* _WHAT THIS TASK INVOLVES_
Report only the number of lines that hold the word "data".

* _Extracted records_
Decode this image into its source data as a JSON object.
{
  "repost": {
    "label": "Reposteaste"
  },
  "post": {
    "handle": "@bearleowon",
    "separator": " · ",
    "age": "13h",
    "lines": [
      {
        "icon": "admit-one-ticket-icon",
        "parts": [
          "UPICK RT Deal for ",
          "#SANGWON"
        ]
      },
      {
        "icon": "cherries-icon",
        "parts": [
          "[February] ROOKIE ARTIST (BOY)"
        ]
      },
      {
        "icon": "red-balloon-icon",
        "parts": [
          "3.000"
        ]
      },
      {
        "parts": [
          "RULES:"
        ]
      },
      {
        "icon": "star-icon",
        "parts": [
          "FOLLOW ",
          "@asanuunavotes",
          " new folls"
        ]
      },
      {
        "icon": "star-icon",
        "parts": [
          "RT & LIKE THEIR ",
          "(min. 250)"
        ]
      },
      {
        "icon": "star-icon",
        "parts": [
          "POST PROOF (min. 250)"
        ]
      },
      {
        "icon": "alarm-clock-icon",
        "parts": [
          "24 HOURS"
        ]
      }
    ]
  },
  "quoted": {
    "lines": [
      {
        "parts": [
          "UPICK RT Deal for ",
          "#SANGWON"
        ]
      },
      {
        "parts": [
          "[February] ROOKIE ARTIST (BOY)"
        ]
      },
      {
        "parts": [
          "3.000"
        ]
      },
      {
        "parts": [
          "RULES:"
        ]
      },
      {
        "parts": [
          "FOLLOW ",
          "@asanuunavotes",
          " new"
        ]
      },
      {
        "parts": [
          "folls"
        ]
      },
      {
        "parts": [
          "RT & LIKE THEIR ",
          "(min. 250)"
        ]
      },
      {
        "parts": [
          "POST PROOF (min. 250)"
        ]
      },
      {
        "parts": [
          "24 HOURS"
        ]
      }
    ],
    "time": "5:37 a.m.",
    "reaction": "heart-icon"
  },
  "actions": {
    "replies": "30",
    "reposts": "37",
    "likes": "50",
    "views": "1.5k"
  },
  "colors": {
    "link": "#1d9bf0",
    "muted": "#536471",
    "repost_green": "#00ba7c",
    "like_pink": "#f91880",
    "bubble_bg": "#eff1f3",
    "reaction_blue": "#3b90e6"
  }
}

---

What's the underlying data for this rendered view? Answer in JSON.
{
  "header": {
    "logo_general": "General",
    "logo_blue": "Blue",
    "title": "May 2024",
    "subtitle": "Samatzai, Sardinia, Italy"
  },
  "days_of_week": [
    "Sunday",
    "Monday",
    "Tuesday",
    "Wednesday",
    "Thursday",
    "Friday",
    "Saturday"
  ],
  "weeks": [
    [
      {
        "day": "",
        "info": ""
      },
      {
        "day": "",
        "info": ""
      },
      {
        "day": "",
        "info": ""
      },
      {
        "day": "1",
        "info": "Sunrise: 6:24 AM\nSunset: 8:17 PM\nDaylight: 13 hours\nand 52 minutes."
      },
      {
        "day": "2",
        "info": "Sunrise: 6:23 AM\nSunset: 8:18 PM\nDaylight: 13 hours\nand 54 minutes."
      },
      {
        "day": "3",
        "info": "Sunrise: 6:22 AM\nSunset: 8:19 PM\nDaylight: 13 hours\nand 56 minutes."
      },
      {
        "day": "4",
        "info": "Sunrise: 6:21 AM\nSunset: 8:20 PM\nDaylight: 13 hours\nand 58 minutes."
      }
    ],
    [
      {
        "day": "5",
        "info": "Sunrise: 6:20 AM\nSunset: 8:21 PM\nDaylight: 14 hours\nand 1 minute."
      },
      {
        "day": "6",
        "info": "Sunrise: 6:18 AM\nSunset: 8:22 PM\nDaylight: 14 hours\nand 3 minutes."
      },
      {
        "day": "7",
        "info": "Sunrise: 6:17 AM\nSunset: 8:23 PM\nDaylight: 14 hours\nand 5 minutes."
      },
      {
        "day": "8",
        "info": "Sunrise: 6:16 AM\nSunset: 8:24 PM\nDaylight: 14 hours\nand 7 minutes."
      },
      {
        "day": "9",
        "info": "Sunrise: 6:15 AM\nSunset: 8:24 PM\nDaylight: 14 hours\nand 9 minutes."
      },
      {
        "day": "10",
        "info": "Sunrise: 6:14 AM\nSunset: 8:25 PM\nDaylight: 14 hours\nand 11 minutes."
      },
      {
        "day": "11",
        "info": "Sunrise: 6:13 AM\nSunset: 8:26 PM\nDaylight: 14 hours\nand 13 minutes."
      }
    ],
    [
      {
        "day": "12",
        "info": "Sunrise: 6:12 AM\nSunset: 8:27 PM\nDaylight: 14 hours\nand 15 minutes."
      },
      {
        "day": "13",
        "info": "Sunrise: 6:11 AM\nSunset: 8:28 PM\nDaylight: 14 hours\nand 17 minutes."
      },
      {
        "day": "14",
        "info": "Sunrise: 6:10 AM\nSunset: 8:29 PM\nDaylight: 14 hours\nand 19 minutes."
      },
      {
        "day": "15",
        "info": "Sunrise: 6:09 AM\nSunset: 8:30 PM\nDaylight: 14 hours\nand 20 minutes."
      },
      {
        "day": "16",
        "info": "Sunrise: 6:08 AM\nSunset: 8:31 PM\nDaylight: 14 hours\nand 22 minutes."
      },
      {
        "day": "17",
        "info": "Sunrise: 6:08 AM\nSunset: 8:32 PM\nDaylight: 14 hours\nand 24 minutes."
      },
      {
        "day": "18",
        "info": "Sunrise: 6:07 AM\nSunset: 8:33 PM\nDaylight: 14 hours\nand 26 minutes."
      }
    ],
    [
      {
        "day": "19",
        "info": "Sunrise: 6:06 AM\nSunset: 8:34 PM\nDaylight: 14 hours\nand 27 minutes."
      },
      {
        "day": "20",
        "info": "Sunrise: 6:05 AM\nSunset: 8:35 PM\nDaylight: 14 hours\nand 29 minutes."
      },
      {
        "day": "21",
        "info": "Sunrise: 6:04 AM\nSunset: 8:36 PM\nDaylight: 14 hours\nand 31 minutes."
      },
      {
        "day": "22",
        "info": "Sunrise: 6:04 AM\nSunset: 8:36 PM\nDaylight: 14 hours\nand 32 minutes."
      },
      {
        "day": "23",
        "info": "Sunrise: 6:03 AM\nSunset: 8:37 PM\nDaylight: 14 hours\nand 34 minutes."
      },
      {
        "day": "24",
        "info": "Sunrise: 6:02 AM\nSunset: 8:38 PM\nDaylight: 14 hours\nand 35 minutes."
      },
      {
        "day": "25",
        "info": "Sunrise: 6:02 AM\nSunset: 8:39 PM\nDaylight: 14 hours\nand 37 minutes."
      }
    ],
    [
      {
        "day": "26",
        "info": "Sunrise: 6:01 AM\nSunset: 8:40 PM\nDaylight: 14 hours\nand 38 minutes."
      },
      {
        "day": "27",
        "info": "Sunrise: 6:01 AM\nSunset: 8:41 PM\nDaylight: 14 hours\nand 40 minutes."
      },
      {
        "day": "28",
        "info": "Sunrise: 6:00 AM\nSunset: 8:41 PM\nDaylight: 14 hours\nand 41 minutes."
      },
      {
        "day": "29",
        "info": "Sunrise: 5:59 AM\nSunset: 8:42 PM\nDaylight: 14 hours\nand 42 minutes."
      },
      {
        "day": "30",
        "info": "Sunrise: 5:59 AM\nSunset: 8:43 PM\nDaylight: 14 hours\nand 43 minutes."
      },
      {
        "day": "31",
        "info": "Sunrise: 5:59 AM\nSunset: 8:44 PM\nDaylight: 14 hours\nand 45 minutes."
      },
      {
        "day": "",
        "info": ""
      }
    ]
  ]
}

* _WRITTEN RESPONSE_
2